What you are asked to do :: Copy each line of the entries that contains the word "chromatique".

[Stored entries]
——————

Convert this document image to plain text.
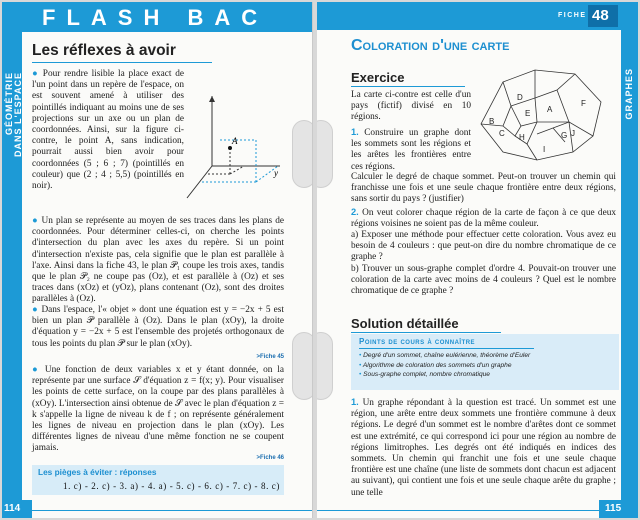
FLASH BAC
GÉOMÉTRIE DANS L'ESPACE
Les réflexes à avoir
● Pour rendre lisible la place exact de l'un point dans un repère de l'espace, on est souvent amené à utiliser des pointillés indiquant au moins une de ses projections sur un axe ou un plan de coordonnées. Ainsi, sur la figure ci-contre, le point A, sans indication, pourrait aussi bien avoir pour coordonnées (5 ; 6 ; 7) (pointillés en couleur) que (2 ; 4 ; 5,5) (pointillés en noir).
A
y
● Un plan se représente au moyen de ses traces dans les plans de coordonnées. Pour déterminer celles-ci, on cherche les points d'intersection du plan avec les axes du repère. Si un point d'intersection n'existe pas, cela signifie que le plan est parallèle à l'axe. Ainsi dans la fiche 43, le plan 𝒫₁ coupe les trois axes, tandis que le plan 𝒫₂ ne coupe pas (Oz), et est parallèle à (Oz) et ses traces dans (xOz) et (yOz), plans contenant (Oz), sont des droites parallèles à (Oz).
● Dans l'espace, l'« objet » dont une équation est y = −2x + 5 est bien un plan 𝒫 parallèle à (Oz). Dans le plan (xOy), la droite d'équation y = −2x + 5 est l'ensemble des projetés orthogonaux de tous les points du plan 𝒫 sur le plan (xOy).
>Fiche 45
● Une fonction de deux variables x et y étant donnée, on la représente par une surface 𝒮 d'équation z = f(x; y). Pour visualiser les points de cette surface, on la coupe par des plans parallèles à (xOy). L'intersection ainsi obtenue de 𝒮 avec le plan d'équation z = k s'appelle la ligne de niveau k de f ; on représente généralement les lignes de niveau en projection dans le plan (xOy). Les différentes lignes de niveau d'une même fonction ne se coupent jamais.
>Fiche 46
Les pièges à éviter : réponses
1. c) - 2. c) - 3. a) - 4. a) - 5. c) - 6. c) - 7. c) - 8. c)
114
FICHE 48
GRAPHES
Coloration d'une carte
Exercice
La carte ci-contre est celle d'un pays (fictif) divisé en 10 régions.
A
B
C
D
E
F
G
H
I
J
1. Construire un graphe dont les sommets sont les régions et les arêtes les frontières entre ces régions.
Calculer le degré de chaque sommet. Peut-on trouver un chemin qui franchisse une fois et une seule chaque frontière entre deux régions, sans sortir du pays ? (justifier)
2. On veut colorer chaque région de la carte de façon à ce que deux régions voisines ne soient pas de la même couleur.
a) Exposer une méthode pour effectuer cette coloration. Vous avez eu besoin de 4 couleurs : que peut-on dire du nombre chromatique de ce graphe ?
b) Trouver un sous-graphe complet d'ordre 4. Pouvait-on trouver une coloration de la carte avec moins de 4 couleurs ? Quel est le nombre chromatique de ce graphe ?
Solution détaillée
Points de cours à connaître
• Degré d'un sommet, chaîne eulérienne, théorème d'Euler
• Algorithme de coloration des sommets d'un graphe
• Sous-graphe complet, nombre chromatique
1. Un graphe répondant à la question est tracé. Un sommet est une région, une arête entre deux sommets une frontière commune à deux régions. Le degré d'un sommet est le nombre d'arêtes dont ce sommet est une extrémité, ce qui correspond ici pour une région au nombre de régions limitrophes. Les degrés ont été indiqués en indices des sommets. Un chemin qui franchit une fois et une seule chaque frontière est une chaîne (une liste de sommets dont chacun est adjacent au suivant), qui contient une fois et une seule chaque arête du graphe ; une telle
115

——————

Expected output ::
a) Exposer une méthode pour effectuer cette coloration. Vous avez eu besoin de 4 couleurs : que peut-on dire du nombre chromatique de ce graphe ?
b) Trouver un sous-graphe complet d'ordre 4. Pouvait-on trouver une coloration de la carte avec moins de 4 couleurs ? Quel est le nombre chromatique de ce graphe ?
• Sous-graphe complet, nombre chromatique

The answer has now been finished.